(Collected data entries)
[Begin]

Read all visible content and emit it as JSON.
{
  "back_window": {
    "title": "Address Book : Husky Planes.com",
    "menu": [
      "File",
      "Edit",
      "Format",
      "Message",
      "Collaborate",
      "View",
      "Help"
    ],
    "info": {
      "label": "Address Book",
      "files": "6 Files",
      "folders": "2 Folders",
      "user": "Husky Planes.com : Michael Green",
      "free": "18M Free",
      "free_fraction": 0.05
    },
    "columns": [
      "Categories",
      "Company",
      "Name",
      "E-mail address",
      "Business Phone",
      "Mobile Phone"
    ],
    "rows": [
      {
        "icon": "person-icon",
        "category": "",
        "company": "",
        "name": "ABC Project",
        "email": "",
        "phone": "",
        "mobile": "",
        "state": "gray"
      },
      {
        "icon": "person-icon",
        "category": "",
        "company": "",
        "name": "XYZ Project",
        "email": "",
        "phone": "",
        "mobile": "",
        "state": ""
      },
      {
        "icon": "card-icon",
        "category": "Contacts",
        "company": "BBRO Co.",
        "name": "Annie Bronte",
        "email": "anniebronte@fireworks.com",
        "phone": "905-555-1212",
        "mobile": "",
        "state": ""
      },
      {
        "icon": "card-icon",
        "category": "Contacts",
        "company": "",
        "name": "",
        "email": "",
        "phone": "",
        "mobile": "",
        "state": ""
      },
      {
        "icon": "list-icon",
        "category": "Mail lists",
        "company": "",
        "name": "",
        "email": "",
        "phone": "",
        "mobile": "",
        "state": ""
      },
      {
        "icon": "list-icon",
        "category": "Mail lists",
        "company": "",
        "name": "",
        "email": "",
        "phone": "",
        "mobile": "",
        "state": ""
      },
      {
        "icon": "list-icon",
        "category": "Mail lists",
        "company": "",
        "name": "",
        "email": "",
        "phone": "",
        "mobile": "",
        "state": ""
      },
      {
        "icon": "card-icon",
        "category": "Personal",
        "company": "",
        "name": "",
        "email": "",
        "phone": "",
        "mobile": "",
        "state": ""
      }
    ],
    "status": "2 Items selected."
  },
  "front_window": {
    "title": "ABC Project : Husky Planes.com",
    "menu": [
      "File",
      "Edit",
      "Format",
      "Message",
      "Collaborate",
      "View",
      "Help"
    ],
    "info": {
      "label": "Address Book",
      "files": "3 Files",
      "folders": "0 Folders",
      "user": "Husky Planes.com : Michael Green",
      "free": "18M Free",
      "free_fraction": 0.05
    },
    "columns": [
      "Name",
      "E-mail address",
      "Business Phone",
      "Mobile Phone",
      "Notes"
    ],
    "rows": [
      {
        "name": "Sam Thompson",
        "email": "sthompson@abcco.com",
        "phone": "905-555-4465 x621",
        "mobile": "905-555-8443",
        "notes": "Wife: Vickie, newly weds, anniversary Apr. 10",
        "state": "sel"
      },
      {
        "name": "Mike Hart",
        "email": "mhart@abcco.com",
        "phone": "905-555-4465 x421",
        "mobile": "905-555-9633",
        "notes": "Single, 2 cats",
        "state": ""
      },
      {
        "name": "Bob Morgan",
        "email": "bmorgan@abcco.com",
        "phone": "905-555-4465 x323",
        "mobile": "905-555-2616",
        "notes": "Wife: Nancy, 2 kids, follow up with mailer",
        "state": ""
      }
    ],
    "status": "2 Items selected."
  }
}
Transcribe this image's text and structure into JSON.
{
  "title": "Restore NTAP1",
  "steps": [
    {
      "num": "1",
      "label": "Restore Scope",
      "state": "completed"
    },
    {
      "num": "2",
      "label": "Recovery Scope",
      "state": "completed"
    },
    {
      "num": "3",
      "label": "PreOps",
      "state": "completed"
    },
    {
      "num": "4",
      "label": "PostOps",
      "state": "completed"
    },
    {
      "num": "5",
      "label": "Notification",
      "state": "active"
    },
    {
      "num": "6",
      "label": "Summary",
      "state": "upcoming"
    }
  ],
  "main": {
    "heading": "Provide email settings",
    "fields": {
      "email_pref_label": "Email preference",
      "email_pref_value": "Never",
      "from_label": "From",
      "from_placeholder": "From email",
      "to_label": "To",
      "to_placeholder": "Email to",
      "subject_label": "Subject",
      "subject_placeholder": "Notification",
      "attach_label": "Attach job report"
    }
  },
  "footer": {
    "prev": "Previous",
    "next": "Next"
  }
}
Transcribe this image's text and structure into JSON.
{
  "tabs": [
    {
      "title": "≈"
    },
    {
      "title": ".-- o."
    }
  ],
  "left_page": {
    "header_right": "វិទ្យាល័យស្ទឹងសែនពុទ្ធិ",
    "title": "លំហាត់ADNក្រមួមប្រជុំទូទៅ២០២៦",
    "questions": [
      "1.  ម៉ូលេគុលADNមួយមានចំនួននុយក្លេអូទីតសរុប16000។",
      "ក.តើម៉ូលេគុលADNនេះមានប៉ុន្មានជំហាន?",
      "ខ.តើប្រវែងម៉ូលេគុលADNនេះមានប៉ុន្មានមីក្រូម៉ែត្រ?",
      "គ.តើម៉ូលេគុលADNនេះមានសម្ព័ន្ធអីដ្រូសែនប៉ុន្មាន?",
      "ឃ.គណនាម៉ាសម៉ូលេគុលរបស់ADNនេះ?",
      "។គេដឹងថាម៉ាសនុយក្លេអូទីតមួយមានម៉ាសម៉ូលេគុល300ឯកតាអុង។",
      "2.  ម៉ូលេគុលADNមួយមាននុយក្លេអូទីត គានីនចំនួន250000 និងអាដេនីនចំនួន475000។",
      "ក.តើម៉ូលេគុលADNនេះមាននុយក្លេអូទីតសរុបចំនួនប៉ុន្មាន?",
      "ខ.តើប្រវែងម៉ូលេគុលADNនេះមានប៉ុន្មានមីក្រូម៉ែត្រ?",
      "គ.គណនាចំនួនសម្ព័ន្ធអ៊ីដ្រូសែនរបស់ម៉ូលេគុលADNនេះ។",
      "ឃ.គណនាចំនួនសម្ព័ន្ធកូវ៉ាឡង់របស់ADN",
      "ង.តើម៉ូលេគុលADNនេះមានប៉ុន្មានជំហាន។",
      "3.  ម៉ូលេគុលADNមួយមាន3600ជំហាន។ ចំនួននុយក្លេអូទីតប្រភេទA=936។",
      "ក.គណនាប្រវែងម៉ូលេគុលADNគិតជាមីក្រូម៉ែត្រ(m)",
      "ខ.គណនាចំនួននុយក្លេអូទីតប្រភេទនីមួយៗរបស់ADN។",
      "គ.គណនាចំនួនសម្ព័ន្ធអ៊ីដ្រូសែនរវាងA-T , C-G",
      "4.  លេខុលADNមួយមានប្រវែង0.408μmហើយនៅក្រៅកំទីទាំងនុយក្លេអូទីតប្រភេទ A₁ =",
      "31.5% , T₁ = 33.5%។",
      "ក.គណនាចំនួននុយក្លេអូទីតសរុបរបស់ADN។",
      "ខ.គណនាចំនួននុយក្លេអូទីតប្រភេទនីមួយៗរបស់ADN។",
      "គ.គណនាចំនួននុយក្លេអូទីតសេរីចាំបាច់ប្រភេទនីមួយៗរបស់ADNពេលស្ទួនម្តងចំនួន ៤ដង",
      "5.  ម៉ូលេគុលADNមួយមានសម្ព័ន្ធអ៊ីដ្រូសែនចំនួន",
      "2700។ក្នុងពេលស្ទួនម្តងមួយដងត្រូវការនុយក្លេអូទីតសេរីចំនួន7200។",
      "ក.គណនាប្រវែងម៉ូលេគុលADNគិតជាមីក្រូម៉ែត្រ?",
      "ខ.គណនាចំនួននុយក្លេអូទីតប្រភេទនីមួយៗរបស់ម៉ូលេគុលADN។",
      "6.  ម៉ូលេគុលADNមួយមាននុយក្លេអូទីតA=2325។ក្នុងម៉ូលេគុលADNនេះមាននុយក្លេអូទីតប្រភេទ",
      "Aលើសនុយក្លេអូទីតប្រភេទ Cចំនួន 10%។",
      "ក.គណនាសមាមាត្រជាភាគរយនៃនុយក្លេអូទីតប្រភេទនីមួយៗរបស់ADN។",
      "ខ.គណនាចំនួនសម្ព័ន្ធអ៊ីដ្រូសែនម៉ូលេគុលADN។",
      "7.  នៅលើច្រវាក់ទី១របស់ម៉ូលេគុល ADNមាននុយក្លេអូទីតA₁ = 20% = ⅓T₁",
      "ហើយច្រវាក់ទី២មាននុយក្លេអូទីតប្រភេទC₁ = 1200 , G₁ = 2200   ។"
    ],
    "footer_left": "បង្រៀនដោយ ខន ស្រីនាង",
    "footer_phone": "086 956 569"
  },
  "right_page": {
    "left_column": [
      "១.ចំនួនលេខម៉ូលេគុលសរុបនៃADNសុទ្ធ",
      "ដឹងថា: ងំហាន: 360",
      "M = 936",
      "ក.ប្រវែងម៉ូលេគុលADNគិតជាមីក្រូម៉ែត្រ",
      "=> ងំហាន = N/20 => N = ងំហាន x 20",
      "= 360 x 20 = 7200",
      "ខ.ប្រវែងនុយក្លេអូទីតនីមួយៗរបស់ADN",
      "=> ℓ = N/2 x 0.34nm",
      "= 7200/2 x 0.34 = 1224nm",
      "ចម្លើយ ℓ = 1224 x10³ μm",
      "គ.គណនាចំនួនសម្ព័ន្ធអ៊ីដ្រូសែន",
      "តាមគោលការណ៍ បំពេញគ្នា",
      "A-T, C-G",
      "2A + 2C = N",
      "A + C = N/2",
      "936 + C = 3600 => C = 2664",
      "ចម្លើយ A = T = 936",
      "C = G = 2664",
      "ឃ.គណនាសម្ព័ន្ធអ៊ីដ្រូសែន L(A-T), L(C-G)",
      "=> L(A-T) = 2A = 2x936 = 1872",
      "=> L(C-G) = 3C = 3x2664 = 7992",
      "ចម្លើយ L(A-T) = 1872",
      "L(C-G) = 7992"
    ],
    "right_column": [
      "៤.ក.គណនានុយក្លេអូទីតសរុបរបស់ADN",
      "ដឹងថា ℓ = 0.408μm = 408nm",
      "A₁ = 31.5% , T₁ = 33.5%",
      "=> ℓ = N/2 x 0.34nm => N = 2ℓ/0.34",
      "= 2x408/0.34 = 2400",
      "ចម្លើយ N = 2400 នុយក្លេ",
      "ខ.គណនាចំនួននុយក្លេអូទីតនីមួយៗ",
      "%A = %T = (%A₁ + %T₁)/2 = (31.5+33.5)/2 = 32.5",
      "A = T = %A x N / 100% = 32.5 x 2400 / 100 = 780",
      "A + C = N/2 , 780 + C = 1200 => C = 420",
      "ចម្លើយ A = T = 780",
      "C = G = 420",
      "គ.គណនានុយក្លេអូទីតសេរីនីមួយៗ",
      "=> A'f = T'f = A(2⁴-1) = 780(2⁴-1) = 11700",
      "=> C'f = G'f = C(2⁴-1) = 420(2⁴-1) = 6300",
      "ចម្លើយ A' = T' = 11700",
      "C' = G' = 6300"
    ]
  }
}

[End]

Exercise goal :: Where a line of the material above holds the string "Wife", copy that line.

Task response ::
        "notes": "Wife: Vickie, newly weds, anniversary Apr. 10",
        "notes": "Wife: Nancy, 2 kids, follow up with mailer",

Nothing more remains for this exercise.